● DOCUMENT PASSAGE:
Their intended demo had become something other than the Ralph Lauren/prep crowd. Now they found had appeal with the urban and “new money” crowd, (athletes, rappers, etc.). Unlike say, Hummer, which as a brand in its shorter history, seemed more tailor made for this demo right out of the gate. But I digress.
In that situation though were you have new revenue streams coming into the brand, you ride the wave and enjoy the sales blip the brand is seeing. But what you don’t do is all of a sudden is change all your marketing message and efforts to target just them.
Trends/fads/flava come and go, and your core audience will remember if you abandoned them in favor of some dead presidents and the flava of the month in a new demo.
Word, G.
2. Mack Simpson | June 20th, 2006 at 1:59 pm
I imagine the Cristal/rapper disconnect has more to do with old money French culture’s head-scratching at a young, urban, cutting-edge, trend creating demographic than anything else. They find it “curious” because they don’t know what it is, much less how they were able to reach them in the first place. I can’t imagine any disrespect was intended.
I could be wrong; they are French, after all.
Thanks for the props.

● DIRECTIONS:
[a] Reproduce the comment thread on brands and their new audiences, from "Their intended demo" up to and including "target just them.".
[b] Take the comment thread on brands and their new audiences further, starting after its last line.

● DATA LINES:

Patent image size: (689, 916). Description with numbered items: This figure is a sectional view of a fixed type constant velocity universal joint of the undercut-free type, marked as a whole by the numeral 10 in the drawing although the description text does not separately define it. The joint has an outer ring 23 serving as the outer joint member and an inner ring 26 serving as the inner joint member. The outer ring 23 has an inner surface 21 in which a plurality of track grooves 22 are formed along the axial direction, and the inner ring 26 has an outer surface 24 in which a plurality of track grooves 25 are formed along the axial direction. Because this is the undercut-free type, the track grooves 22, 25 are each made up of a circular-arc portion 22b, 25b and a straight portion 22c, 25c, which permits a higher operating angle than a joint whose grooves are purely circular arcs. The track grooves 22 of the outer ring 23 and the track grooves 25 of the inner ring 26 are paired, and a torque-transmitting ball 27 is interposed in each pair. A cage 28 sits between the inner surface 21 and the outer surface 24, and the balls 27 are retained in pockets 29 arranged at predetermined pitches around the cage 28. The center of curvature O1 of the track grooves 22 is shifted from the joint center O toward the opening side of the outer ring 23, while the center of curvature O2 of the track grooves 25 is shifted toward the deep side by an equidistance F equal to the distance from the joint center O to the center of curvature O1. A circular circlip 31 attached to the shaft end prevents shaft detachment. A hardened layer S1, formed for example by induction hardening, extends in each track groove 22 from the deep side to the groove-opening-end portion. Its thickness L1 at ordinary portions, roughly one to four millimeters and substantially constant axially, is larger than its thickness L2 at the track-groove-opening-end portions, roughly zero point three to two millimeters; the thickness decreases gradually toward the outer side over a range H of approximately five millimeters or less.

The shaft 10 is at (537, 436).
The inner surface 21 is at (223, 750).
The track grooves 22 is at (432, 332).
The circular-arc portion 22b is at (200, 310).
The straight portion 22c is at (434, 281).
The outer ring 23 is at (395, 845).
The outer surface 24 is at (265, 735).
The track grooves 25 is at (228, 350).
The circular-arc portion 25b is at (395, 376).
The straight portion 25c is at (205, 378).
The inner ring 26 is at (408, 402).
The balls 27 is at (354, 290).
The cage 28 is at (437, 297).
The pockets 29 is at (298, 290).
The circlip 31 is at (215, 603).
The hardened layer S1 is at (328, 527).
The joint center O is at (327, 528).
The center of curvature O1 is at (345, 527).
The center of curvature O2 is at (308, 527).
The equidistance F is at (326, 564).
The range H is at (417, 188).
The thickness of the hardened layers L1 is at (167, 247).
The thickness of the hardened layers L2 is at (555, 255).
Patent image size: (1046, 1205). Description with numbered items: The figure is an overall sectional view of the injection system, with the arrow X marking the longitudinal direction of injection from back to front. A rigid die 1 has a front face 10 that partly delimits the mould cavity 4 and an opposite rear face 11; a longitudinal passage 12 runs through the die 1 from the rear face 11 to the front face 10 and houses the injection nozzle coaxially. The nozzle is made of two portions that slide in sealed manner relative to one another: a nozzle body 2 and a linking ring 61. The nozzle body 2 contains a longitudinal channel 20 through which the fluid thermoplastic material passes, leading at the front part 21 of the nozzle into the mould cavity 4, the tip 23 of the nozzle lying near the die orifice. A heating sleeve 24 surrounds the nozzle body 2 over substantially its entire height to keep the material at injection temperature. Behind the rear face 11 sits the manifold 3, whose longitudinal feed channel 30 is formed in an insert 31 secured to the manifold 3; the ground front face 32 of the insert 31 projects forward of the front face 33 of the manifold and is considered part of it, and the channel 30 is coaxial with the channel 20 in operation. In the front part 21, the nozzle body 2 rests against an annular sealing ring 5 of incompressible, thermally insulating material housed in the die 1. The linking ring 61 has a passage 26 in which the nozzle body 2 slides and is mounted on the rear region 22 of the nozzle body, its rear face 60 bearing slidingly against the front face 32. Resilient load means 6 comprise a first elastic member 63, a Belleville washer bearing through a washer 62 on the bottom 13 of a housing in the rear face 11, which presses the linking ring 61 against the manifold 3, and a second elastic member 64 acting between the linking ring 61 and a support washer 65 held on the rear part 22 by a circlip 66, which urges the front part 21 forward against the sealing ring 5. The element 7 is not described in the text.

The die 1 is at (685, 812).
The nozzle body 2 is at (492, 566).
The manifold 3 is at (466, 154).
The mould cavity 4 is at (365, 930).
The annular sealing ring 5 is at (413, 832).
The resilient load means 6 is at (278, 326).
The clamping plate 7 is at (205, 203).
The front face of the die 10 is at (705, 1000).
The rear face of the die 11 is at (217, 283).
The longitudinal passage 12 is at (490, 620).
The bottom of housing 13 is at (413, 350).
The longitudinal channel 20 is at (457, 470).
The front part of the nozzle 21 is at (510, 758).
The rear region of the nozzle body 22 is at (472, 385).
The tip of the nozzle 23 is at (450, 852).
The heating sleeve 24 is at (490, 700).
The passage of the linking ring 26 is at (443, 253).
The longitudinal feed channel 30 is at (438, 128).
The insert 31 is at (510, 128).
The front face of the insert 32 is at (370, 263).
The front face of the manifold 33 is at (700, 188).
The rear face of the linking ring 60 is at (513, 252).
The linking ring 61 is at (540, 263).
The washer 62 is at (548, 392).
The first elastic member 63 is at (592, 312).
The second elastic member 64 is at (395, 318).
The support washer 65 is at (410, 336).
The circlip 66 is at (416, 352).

● OUTPUTS IN ORDER:
[a]
Their intended demo had become something other than the Ralph Lauren/prep crowd. Now they found had appeal with the urban and “new money” crowd, (athletes, rappers, etc.). Unlike say, Hummer, which as a brand in its shorter history, seemed more tailor made for this demo right out of the gate. But I digress.
In that situation though were you have new revenue streams coming into the brand, you ride the wave and enjoy the sales blip the brand is seeing. But what you don’t do is all of a sudden is change all your marketing message and efforts to target just them.

[b]
3. John Koetsier | June 20th, 2006 at 11:02 pm
Good post - I like your arguments. However, I come to slightly different conclusions.
One reason: I have never bought Gatorade in my life, and probably never will. (Even though I play ice hockey, soccer, baseball, and a variety of other sports.)
Why?
I don’t care what Michael Jordan does. I don’t care what the latest sports athlete du jour sells. And I actively dislike campaigns that think I’m so stupid that if I see someone successful and handsome and athletic I will sheepishly (understand how I’m using that term) go out and buy the product.
But I could be a Gatorade drinker and buyer … if only it seemed to me that it fit with my self image.
OK. That’s one thing. (And I think there’s more people out there like me, and growing.) Which leads into the second thing.
I hate the term “consumer-generated media.” I blogged about it right here.
Why?
I hate the term “consumer.” Who has the right to define me by what I eat, buy, use?
More and more people are become more and more conscious of this, I think, and that’s part of the emerging web 2.0 trend: people defining themselves by what they do, not by what they buy. At least not only or solely.
That’s a very early and emerging trend so far. But it’s growing. And as I mention here, 6 out of 10 young people on the web are contributing “content:” videos, photos, blog posts, you name it.
Something is changing, and marketers who don’t adapt will not be successful.
4. J. Scrivner | June 21st, 2006 at 10:52 am
Why the hell am I reading this!?!?!?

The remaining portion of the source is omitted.